----- Supplied data -----

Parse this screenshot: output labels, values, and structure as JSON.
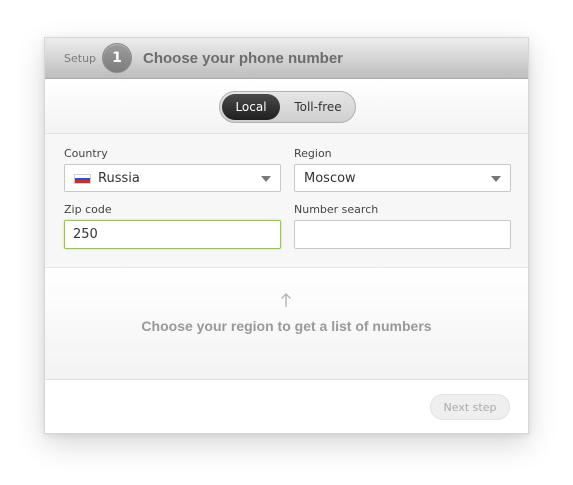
{
  "header": {
    "setup_label": "Setup",
    "step_number": "1",
    "title": "Choose your phone number"
  },
  "number_type_toggle": {
    "options": [
      "Local",
      "Toll-free"
    ],
    "selected": "Local"
  },
  "form": {
    "country": {
      "label": "Country",
      "value": "Russia",
      "flag_icon": "russia-flag-icon"
    },
    "region": {
      "label": "Region",
      "value": "Moscow"
    },
    "zip_code": {
      "label": "Zip code",
      "value": "250"
    },
    "number_search": {
      "label": "Number search",
      "value": ""
    }
  },
  "results": {
    "icon": "arrow-up-icon",
    "hint": "Choose your region to get a list of numbers"
  },
  "footer": {
    "next_label": "Next step",
    "next_enabled": false
  },
  "colors": {
    "focus_border": "#92cc3b",
    "toggle_active_bg": "#2b2b2b",
    "hint_text": "#999999"
  }
}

-----

What the task asks:
Transcribe all the records above word for word, without their images.

Reply to the exercise:
Parse this screenshot: output labels, values, and structure as JSON.
{
  "header": {
    "setup_label": "Setup",
    "step_number": "1",
    "title": "Choose your phone number"
  },
  "number_type_toggle": {
    "options": [
      "Local",
      "Toll-free"
    ],
    "selected": "Local"
  },
  "form": {
    "country": {
      "label": "Country",
      "value": "Russia",
      "flag_icon": "russia-flag-icon"
    },
    "region": {
      "label": "Region",
      "value": "Moscow"
    },
    "zip_code": {
      "label": "Zip code",
      "value": "250"
    },
    "number_search": {
      "label": "Number search",
      "value": ""
    }
  },
  "results": {
    "icon": "arrow-up-icon",
    "hint": "Choose your region to get a list of numbers"
  },
  "footer": {
    "next_label": "Next step",
    "next_enabled": false
  },
  "colors": {
    "focus_border": "#92cc3b",
    "toggle_active_bg": "#2b2b2b",
    "hint_text": "#999999"
  }
}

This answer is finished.